• [WRITTEN TASK]:
Copy out all of the material, matching it word for word.

== RECORDS SHOWN ==

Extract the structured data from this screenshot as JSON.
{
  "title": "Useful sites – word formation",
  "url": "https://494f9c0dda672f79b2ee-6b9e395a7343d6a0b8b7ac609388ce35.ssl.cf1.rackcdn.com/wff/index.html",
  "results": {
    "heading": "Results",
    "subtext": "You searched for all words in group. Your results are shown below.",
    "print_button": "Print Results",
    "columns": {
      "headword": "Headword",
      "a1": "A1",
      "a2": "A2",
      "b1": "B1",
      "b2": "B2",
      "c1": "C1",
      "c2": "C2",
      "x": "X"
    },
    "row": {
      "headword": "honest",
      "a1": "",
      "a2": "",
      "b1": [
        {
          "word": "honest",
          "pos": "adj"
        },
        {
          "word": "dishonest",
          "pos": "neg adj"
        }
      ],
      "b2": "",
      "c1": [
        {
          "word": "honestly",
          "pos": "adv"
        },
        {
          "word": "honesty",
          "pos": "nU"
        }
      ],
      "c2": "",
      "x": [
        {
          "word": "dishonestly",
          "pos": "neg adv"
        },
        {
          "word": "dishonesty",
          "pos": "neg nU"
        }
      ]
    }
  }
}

===

• [RESULT OF THE TASK]:
Extract the structured data from this screenshot as JSON.
{
  "title": "Useful sites – word formation",
  "url": "https://494f9c0dda672f79b2ee-6b9e395a7343d6a0b8b7ac609388ce35.ssl.cf1.rackcdn.com/wff/index.html",
  "results": {
    "heading": "Results",
    "subtext": "You searched for all words in group. Your results are shown below.",
    "print_button": "Print Results",
    "columns": {
      "headword": "Headword",
      "a1": "A1",
      "a2": "A2",
      "b1": "B1",
      "b2": "B2",
      "c1": "C1",
      "c2": "C2",
      "x": "X"
    },
    "row": {
      "headword": "honest",
      "a1": "",
      "a2": "",
      "b1": [
        {
          "word": "honest",
          "pos": "adj"
        },
        {
          "word": "dishonest",
          "pos": "neg adj"
        }
      ],
      "b2": "",
      "c1": [
        {
          "word": "honestly",
          "pos": "adv"
        },
        {
          "word": "honesty",
          "pos": "nU"
        }
      ],
      "c2": "",
      "x": [
        {
          "word": "dishonestly",
          "pos": "neg adv"
        },
        {
          "word": "dishonesty",
          "pos": "neg nU"
        }
      ]
    }
  }
}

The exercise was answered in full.